### Directions
Return a copy of every line in the records that includes the word "عبدالله".

### Working data
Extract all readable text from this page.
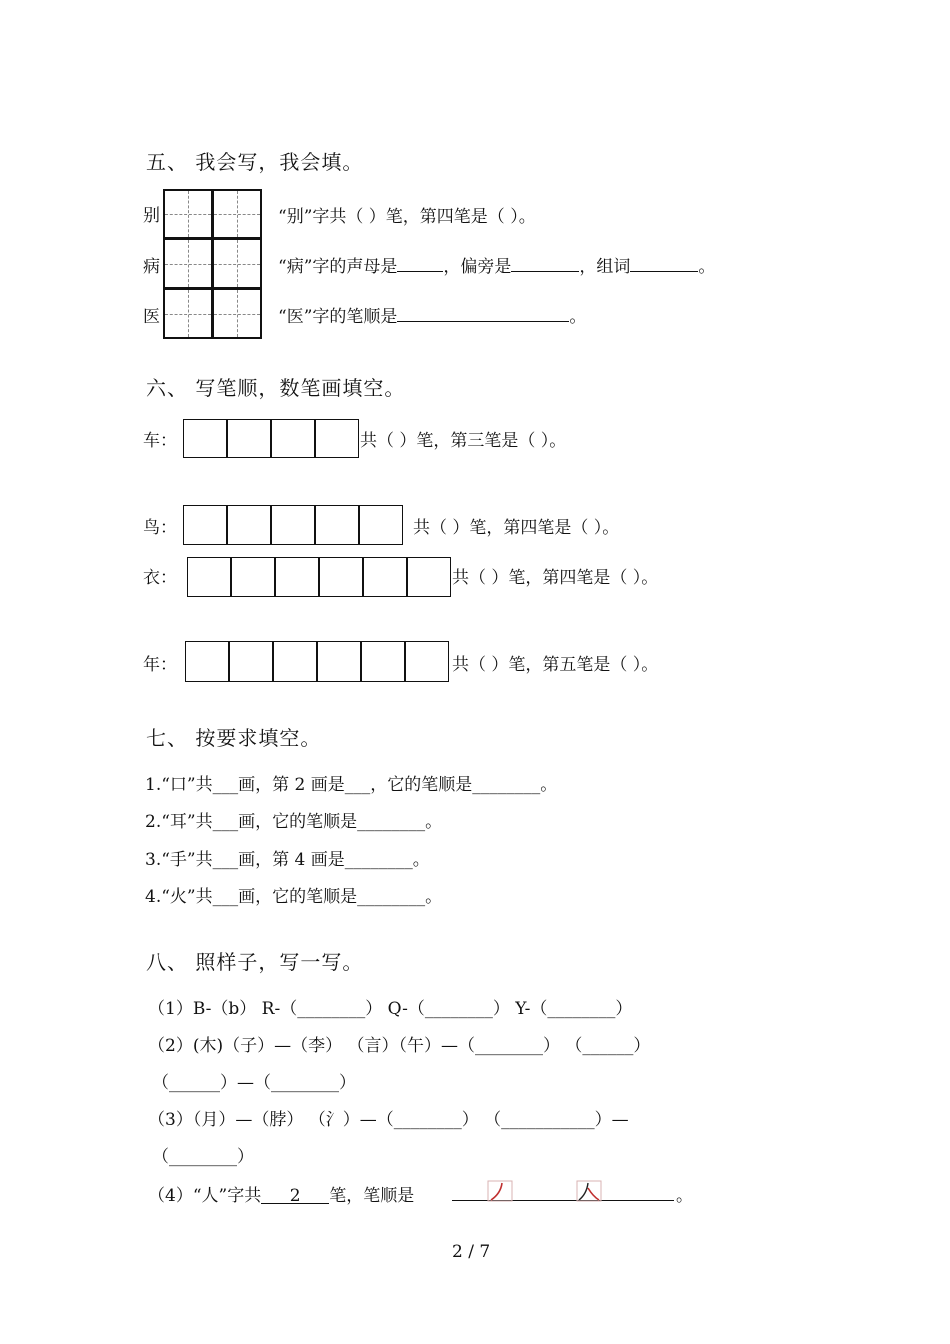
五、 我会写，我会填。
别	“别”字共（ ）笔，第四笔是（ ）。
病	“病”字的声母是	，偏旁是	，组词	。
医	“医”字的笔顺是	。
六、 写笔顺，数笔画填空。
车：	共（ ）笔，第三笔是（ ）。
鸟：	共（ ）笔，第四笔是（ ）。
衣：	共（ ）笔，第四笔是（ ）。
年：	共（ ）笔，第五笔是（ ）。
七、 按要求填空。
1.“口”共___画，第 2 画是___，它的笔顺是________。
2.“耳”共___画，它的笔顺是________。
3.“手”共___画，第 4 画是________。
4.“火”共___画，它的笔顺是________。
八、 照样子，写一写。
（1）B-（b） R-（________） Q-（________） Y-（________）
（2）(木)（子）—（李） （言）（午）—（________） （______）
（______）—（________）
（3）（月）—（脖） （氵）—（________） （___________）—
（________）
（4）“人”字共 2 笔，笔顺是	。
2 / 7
---
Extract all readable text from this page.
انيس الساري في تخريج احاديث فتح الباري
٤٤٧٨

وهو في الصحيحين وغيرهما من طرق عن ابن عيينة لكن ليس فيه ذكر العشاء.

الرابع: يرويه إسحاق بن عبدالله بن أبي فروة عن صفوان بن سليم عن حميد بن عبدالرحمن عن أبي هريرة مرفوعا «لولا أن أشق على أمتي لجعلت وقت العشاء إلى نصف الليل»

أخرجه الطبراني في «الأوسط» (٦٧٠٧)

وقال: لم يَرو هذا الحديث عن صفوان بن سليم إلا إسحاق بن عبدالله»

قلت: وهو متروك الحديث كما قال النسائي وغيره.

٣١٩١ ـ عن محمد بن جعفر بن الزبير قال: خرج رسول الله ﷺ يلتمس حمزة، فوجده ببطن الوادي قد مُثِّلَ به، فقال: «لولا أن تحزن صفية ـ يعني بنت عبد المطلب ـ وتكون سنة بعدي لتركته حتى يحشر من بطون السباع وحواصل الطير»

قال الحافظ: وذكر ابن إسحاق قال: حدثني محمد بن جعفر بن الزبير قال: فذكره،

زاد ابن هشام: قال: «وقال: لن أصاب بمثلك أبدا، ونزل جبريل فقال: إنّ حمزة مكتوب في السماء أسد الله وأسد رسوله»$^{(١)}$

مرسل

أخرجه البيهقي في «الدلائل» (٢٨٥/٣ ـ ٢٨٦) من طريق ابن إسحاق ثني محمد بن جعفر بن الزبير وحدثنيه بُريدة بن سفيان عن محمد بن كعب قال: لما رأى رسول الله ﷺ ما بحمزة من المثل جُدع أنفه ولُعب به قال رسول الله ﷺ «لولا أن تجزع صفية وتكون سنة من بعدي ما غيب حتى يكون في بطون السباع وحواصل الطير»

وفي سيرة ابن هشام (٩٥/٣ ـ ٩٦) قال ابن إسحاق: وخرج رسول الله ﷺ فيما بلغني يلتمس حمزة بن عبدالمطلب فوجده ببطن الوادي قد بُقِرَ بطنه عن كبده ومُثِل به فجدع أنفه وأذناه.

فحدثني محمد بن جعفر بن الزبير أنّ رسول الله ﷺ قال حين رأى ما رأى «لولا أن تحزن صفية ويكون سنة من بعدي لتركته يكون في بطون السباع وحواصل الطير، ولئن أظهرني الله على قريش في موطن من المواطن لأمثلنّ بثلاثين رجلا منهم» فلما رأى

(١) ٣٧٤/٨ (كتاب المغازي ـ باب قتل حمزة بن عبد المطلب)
...
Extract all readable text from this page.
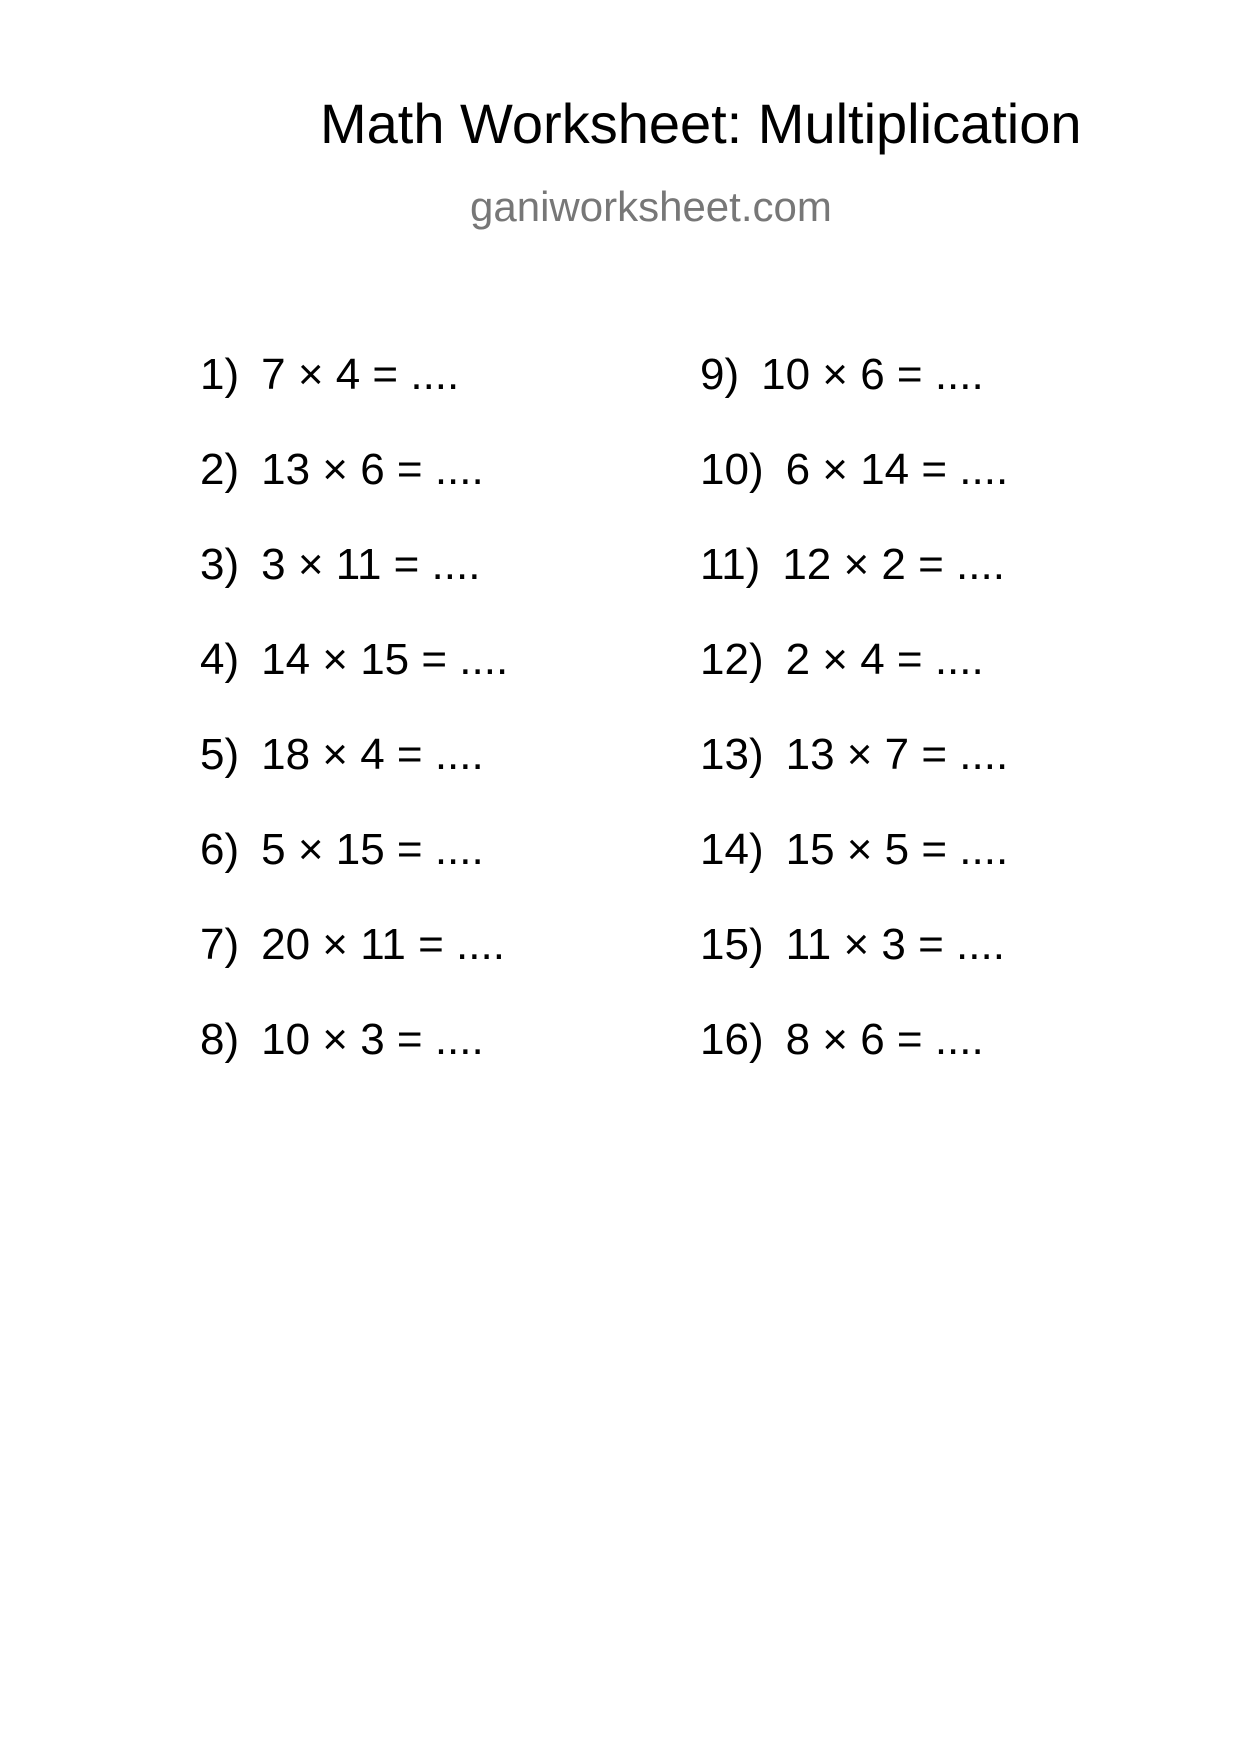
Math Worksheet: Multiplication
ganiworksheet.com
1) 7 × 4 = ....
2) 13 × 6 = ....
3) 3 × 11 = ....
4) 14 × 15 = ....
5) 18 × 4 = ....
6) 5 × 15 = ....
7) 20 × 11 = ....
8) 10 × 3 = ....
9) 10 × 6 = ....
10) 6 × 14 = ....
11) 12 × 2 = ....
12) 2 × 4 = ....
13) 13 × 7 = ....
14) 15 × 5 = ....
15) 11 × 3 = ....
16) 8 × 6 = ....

### Full response
الرابع: يرويه إسحاق بن عبدالله بن أبي فروة عن صفوان بن سليم عن حميد بن عبدالرحمن عن أبي هريرة مرفوعا «لولا أن أشق على أمتي لجعلت وقت العشاء إلى نصف الليل»
وقال: لم يَرو هذا الحديث عن صفوان بن سليم إلا إسحاق بن عبدالله»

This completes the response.